▶ **EXCERPTED DATA**
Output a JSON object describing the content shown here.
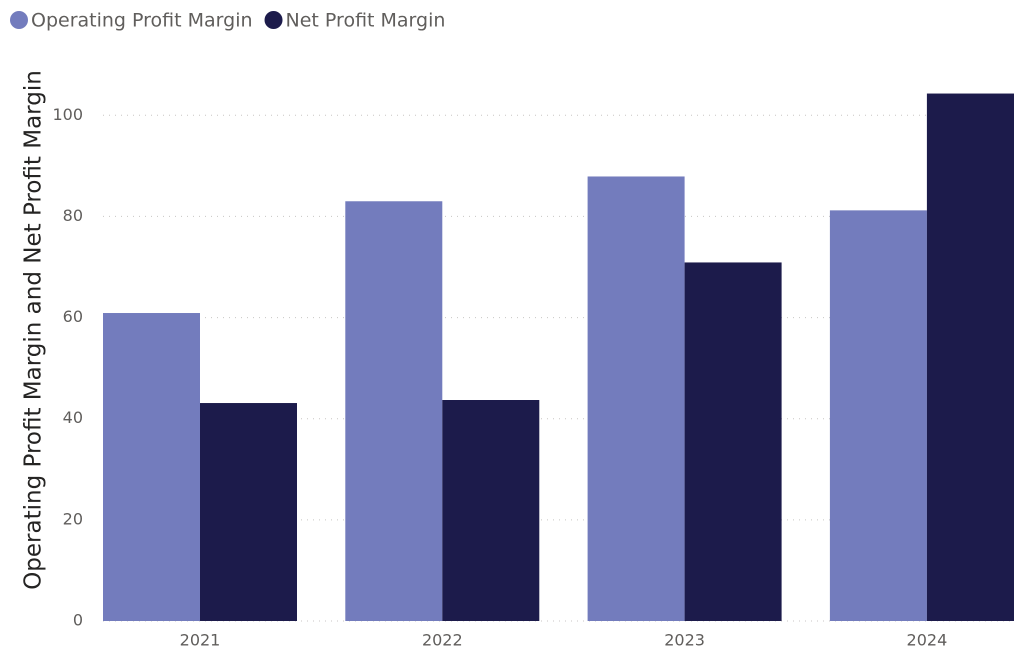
{
  "chart_data": {
    "type": "bar",
    "y_label": "Operating Profit Margin and Net Profit Margin",
    "categories": [
      "2021",
      "2022",
      "2023",
      "2024"
    ],
    "series": [
      {
        "name": "Operating Profit Margin",
        "color": "#737cbd",
        "values": [
          60.9,
          83.0,
          87.9,
          81.2
        ]
      },
      {
        "name": "Net Profit Margin",
        "color": "#1c1b4b",
        "values": [
          43.1,
          43.7,
          70.9,
          104.3
        ]
      }
    ],
    "ylim": [
      0,
      105
    ],
    "yticks": [
      0,
      20,
      40,
      60,
      80,
      100
    ],
    "grid": true,
    "legend": "top-left"
  }
}
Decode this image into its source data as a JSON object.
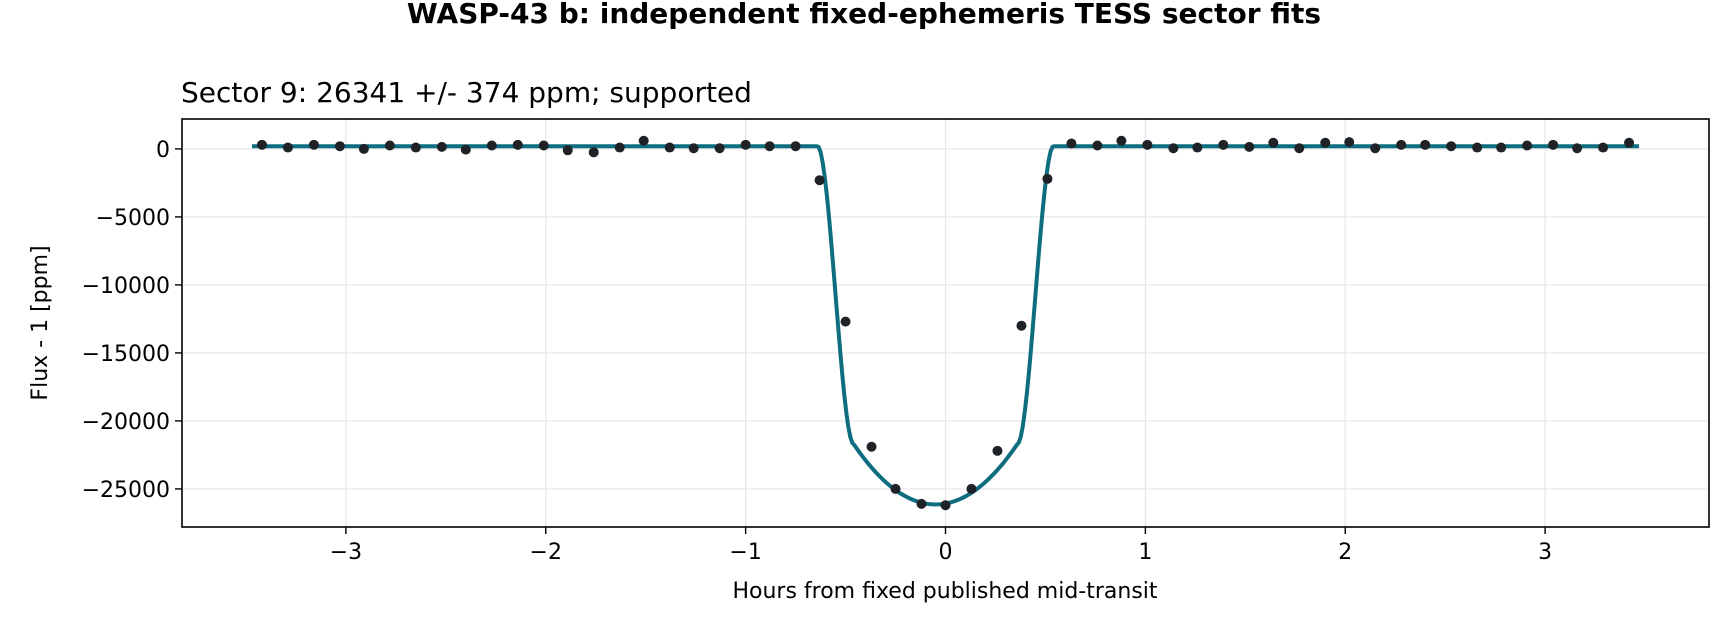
{
  "figure": {
    "suptitle": "WASP-43 b: independent fixed-ephemeris TESS sector fits"
  },
  "chart_data": {
    "type": "scatter",
    "title": "Sector 9: 26341 +/- 374 ppm; supported",
    "xlabel": "Hours from fixed published mid-transit",
    "ylabel": "Flux - 1 [ppm]",
    "xlim": [
      -3.82,
      3.82
    ],
    "ylim": [
      -27800,
      2200
    ],
    "xticks": [
      -3,
      -2,
      -1,
      0,
      1,
      2,
      3
    ],
    "xtick_labels": [
      "−3",
      "−2",
      "−1",
      "0",
      "1",
      "2",
      "3"
    ],
    "yticks": [
      0,
      -5000,
      -10000,
      -15000,
      -20000,
      -25000
    ],
    "ytick_labels": [
      "0",
      "−5000",
      "−10000",
      "−15000",
      "−20000",
      "−25000"
    ],
    "grid": true,
    "model": {
      "color": "#0e6e80",
      "baseline": 200,
      "depth": 26341,
      "center": -0.05,
      "flat_halfwidth": 0.41,
      "ingress": 0.18,
      "x_range": [
        -3.47,
        3.47
      ]
    },
    "points": {
      "color": "#1f2328",
      "x": [
        -3.42,
        -3.29,
        -3.16,
        -3.03,
        -2.91,
        -2.78,
        -2.65,
        -2.52,
        -2.4,
        -2.27,
        -2.14,
        -2.01,
        -1.89,
        -1.76,
        -1.63,
        -1.51,
        -1.38,
        -1.26,
        -1.13,
        -1.0,
        -0.88,
        -0.75,
        -0.63,
        -0.5,
        -0.37,
        -0.25,
        -0.12,
        0.0,
        0.13,
        0.26,
        0.38,
        0.51,
        0.63,
        0.76,
        0.88,
        1.01,
        1.14,
        1.26,
        1.39,
        1.52,
        1.64,
        1.77,
        1.9,
        2.02,
        2.15,
        2.28,
        2.4,
        2.53,
        2.66,
        2.78,
        2.91,
        3.04,
        3.16,
        3.29,
        3.42
      ],
      "y": [
        300,
        100,
        300,
        200,
        0,
        250,
        100,
        150,
        -50,
        250,
        300,
        250,
        -100,
        -250,
        100,
        600,
        100,
        50,
        50,
        300,
        200,
        200,
        -2300,
        -12700,
        -21900,
        -25000,
        -26100,
        -26200,
        -25000,
        -22200,
        -13000,
        -2200,
        400,
        250,
        600,
        300,
        50,
        100,
        300,
        150,
        450,
        50,
        450,
        500,
        50,
        300,
        300,
        200,
        100,
        100,
        250,
        300,
        50,
        100,
        450
      ]
    }
  }
}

▶ **DIRECTIVE**
Scan the material above for the word "JSON". Copy each line where it occurs.

▶ **OUTPUT BELOW**
Output a JSON object describing the content shown here.
Decode this image into its source data as a JSON object.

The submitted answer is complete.